◆ **EXERCISE DETAILS**: Locate each line containing the string "screenshot" and copy it out.

··· DATA SUPPLIED

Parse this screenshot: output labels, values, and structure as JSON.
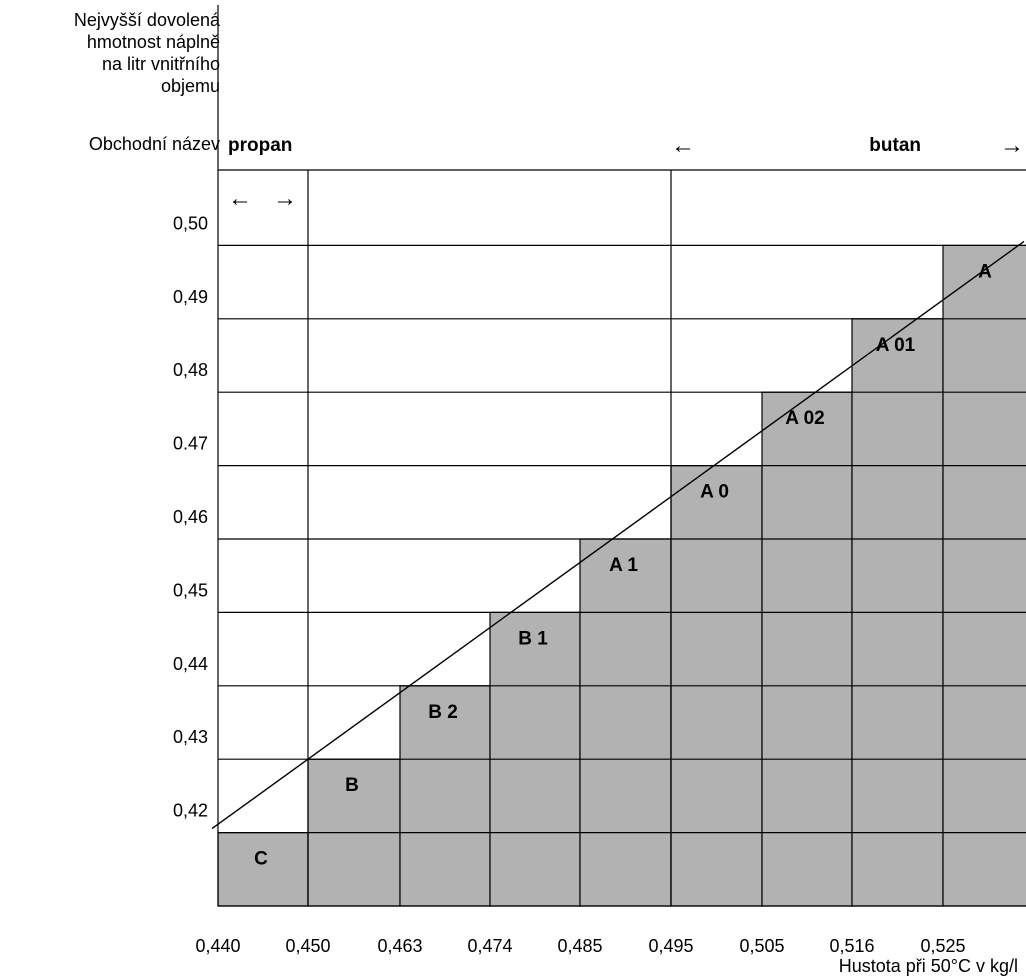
{
  "chart_data": {
    "type": "bar",
    "y_title_lines": [
      "Nejvyšší dovolená",
      "hmotnost náplně",
      "na litr vnitřního",
      "objemu"
    ],
    "trade_name_label": "Obchodní název",
    "propan_label": "propan",
    "butan_label": "butan",
    "propan_arrows": [
      "←",
      "→"
    ],
    "butan_arrow_left": "←",
    "butan_arrow_right": "→",
    "xlabel": "Hustota při 50°C v kg/l",
    "x_ticks": [
      "0,440",
      "0,450",
      "0,463",
      "0,474",
      "0,485",
      "0,495",
      "0,505",
      "0,516",
      "0,525"
    ],
    "y_ticks": [
      "0,42",
      "0,43",
      "0,44",
      "0,45",
      "0,46",
      "0.47",
      "0,48",
      "0,49",
      "0,50"
    ],
    "y_values": [
      0.42,
      0.43,
      0.44,
      0.45,
      0.46,
      0.47,
      0.48,
      0.49,
      0.5
    ],
    "categories": [
      "C",
      "B",
      "B 2",
      "B 1",
      "A 1",
      "A 0",
      "A 02",
      "A 01",
      "A"
    ],
    "values": [
      0.42,
      0.43,
      0.44,
      0.45,
      0.46,
      0.47,
      0.48,
      0.49,
      0.5
    ],
    "ylim": [
      0.41,
      0.51
    ],
    "bar_color": "#b2b2b2"
  }
}
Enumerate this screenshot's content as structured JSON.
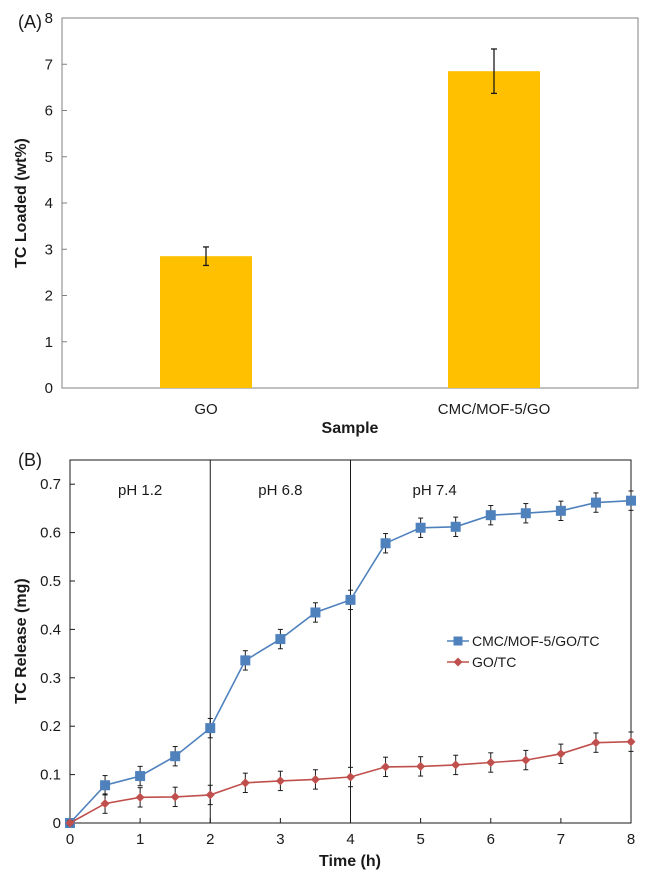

······

◆ **WORKED SOLUTION**:
Parse this screenshot: output labels, values, and structure as JSON.
Enumerate this screenshot's content as structured JSON.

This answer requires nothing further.